Records supplied -
%%

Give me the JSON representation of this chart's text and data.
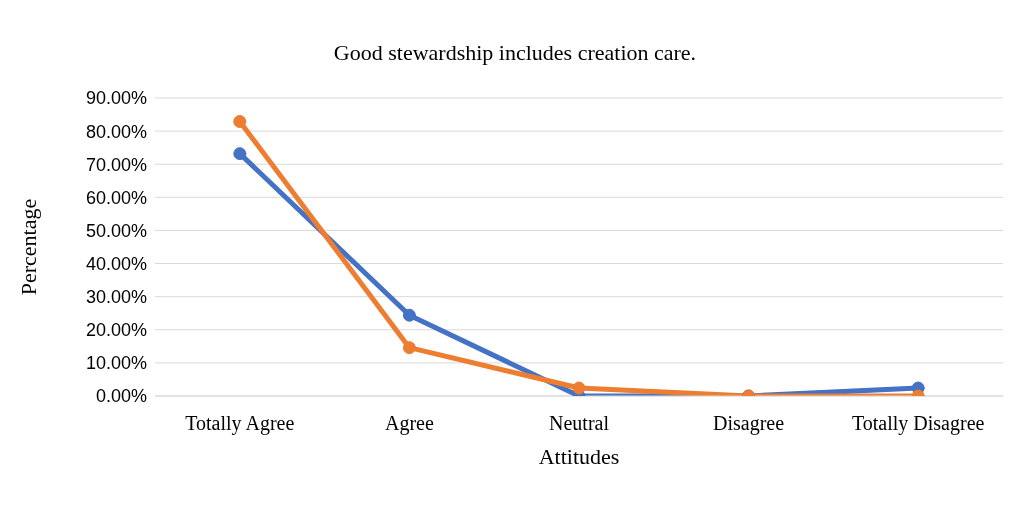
{
  "chart_data": {
    "type": "line",
    "title": "Good stewardship includes creation care.",
    "xlabel": "Attitudes",
    "ylabel": "Percentage",
    "categories": [
      "Totally Agree",
      "Agree",
      "Neutral",
      "Disagree",
      "Totally Disagree"
    ],
    "series": [
      {
        "color": "#4472c4",
        "values": [
          73.2,
          24.4,
          0,
          0,
          2.4
        ]
      },
      {
        "color": "#ed7d31",
        "values": [
          82.9,
          14.6,
          2.4,
          0,
          0
        ]
      }
    ],
    "ylim": [
      0,
      90
    ],
    "yticks": [
      {
        "value": 0,
        "label": "0.00%"
      },
      {
        "value": 10,
        "label": "10.00%"
      },
      {
        "value": 20,
        "label": "20.00%"
      },
      {
        "value": 30,
        "label": "30.00%"
      },
      {
        "value": 40,
        "label": "40.00%"
      },
      {
        "value": 50,
        "label": "50.00%"
      },
      {
        "value": 60,
        "label": "60.00%"
      },
      {
        "value": 70,
        "label": "70.00%"
      },
      {
        "value": 80,
        "label": "80.00%"
      },
      {
        "value": 90,
        "label": "90.00%"
      }
    ],
    "grid": "y",
    "marker": "circle",
    "line_style": "solid"
  }
}
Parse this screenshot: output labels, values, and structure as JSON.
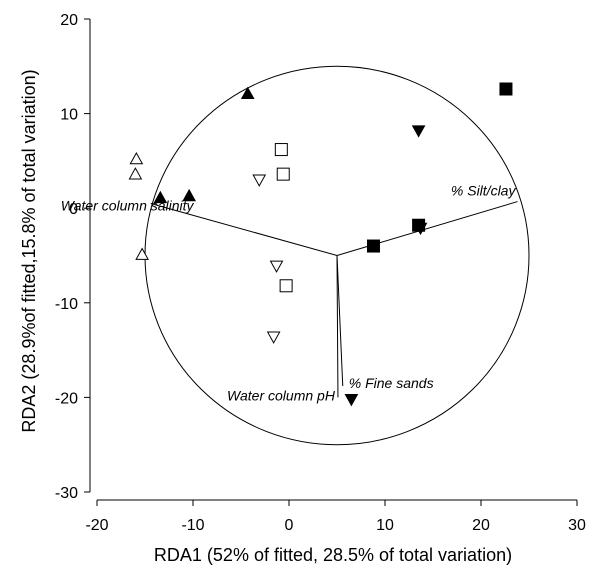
{
  "chart_data": {
    "type": "scatter",
    "xlabel": "RDA1 (52% of fitted, 28.5% of total variation)",
    "ylabel": "RDA2 (28.9%of fitted,15.8% of total variation)",
    "xlim": [
      -20,
      30
    ],
    "ylim": [
      -30,
      20
    ],
    "x_ticks": [
      -20,
      -10,
      0,
      10,
      20,
      30
    ],
    "y_ticks": [
      -30,
      -20,
      -10,
      0,
      10,
      20
    ],
    "grid": false,
    "circle": {
      "center": [
        5,
        -5
      ],
      "radius": 20
    },
    "series": [
      {
        "marker": "open-triangle-up",
        "points": [
          [
            -15.9,
            5.2
          ],
          [
            -16,
            3.6
          ],
          [
            -15.3,
            -4.9
          ]
        ]
      },
      {
        "marker": "filled-triangle-up",
        "points": [
          [
            -13.4,
            1.1
          ],
          [
            -10.4,
            1.3
          ],
          [
            -4.3,
            12.1
          ]
        ]
      },
      {
        "marker": "open-square",
        "points": [
          [
            -0.8,
            6.2
          ],
          [
            -0.6,
            3.6
          ],
          [
            -0.3,
            -8.2
          ]
        ]
      },
      {
        "marker": "open-triangle-down",
        "points": [
          [
            -3.1,
            3
          ],
          [
            -1.3,
            -6.1
          ],
          [
            -1.6,
            -13.6
          ]
        ]
      },
      {
        "marker": "filled-square",
        "points": [
          [
            8.8,
            -4
          ],
          [
            13.5,
            -1.8
          ],
          [
            22.6,
            12.6
          ]
        ]
      },
      {
        "marker": "filled-triangle-down",
        "points": [
          [
            13.5,
            8.2
          ],
          [
            13.7,
            -2.1
          ],
          [
            6.5,
            -20.2
          ]
        ]
      }
    ],
    "vectors": [
      {
        "label": "Water column salinity",
        "end": [
          -14.4,
          0.5
        ]
      },
      {
        "label": "% Silt/clay",
        "end": [
          23.8,
          0.7
        ]
      },
      {
        "label": "Water column pH",
        "end": [
          5.1,
          -20
        ]
      },
      {
        "label": "% Fine sands",
        "end": [
          5.6,
          -18.8
        ]
      }
    ]
  }
}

%%

Challenge -
Copy out each record shown above without alteration, skipping any picture.

Answer to the exercise -
Give me the JSON representation of this chart's text and data.
{
  "chart_data": {
    "type": "line",
    "title": "Good stewardship includes creation care.",
    "xlabel": "Attitudes",
    "ylabel": "Percentage",
    "categories": [
      "Totally Agree",
      "Agree",
      "Neutral",
      "Disagree",
      "Totally Disagree"
    ],
    "series": [
      {
        "color": "#4472c4",
        "values": [
          73.2,
          24.4,
          0,
          0,
          2.4
        ]
      },
      {
        "color": "#ed7d31",
        "values": [
          82.9,
          14.6,
          2.4,
          0,
          0
        ]
      }
    ],
    "ylim": [
      0,
      90
    ],
    "yticks": [
      {
        "value": 0,
        "label": "0.00%"
      },
      {
        "value": 10,
        "label": "10.00%"
      },
      {
        "value": 20,
        "label": "20.00%"
      },
      {
        "value": 30,
        "label": "30.00%"
      },
      {
        "value": 40,
        "label": "40.00%"
      },
      {
        "value": 50,
        "label": "50.00%"
      },
      {
        "value": 60,
        "label": "60.00%"
      },
      {
        "value": 70,
        "label": "70.00%"
      },
      {
        "value": 80,
        "label": "80.00%"
      },
      {
        "value": 90,
        "label": "90.00%"
      }
    ],
    "grid": "y",
    "marker": "circle",
    "line_style": "solid"
  }
}
Parse this screenshot: output labels, values, and structure as JSON.
{
  "chart_data": {
    "type": "scatter",
    "xlabel": "RDA1 (52% of fitted, 28.5% of total variation)",
    "ylabel": "RDA2 (28.9%of fitted,15.8% of total variation)",
    "xlim": [
      -20,
      30
    ],
    "ylim": [
      -30,
      20
    ],
    "x_ticks": [
      -20,
      -10,
      0,
      10,
      20,
      30
    ],
    "y_ticks": [
      -30,
      -20,
      -10,
      0,
      10,
      20
    ],
    "grid": false,
    "circle": {
      "center": [
        5,
        -5
      ],
      "radius": 20
    },
    "series": [
      {
        "marker": "open-triangle-up",
        "points": [
          [
            -15.9,
            5.2
          ],
          [
            -16,
            3.6
          ],
          [
            -15.3,
            -4.9
          ]
        ]
      },
      {
        "marker": "filled-triangle-up",
        "points": [
          [
            -13.4,
            1.1
          ],
          [
            -10.4,
            1.3
          ],
          [
            -4.3,
            12.1
          ]
        ]
      },
      {
        "marker": "open-square",
        "points": [
          [
            -0.8,
            6.2
          ],
          [
            -0.6,
            3.6
          ],
          [
            -0.3,
            -8.2
          ]
        ]
      },
      {
        "marker": "open-triangle-down",
        "points": [
          [
            -3.1,
            3
          ],
          [
            -1.3,
            -6.1
          ],
          [
            -1.6,
            -13.6
          ]
        ]
      },
      {
        "marker": "filled-square",
        "points": [
          [
            8.8,
            -4
          ],
          [
            13.5,
            -1.8
          ],
          [
            22.6,
            12.6
          ]
        ]
      },
      {
        "marker": "filled-triangle-down",
        "points": [
          [
            13.5,
            8.2
          ],
          [
            13.7,
            -2.1
          ],
          [
            6.5,
            -20.2
          ]
        ]
      }
    ],
    "vectors": [
      {
        "label": "Water column salinity",
        "end": [
          -14.4,
          0.5
        ]
      },
      {
        "label": "% Silt/clay",
        "end": [
          23.8,
          0.7
        ]
      },
      {
        "label": "Water column pH",
        "end": [
          5.1,
          -20
        ]
      },
      {
        "label": "% Fine sands",
        "end": [
          5.6,
          -18.8
        ]
      }
    ]
  }
}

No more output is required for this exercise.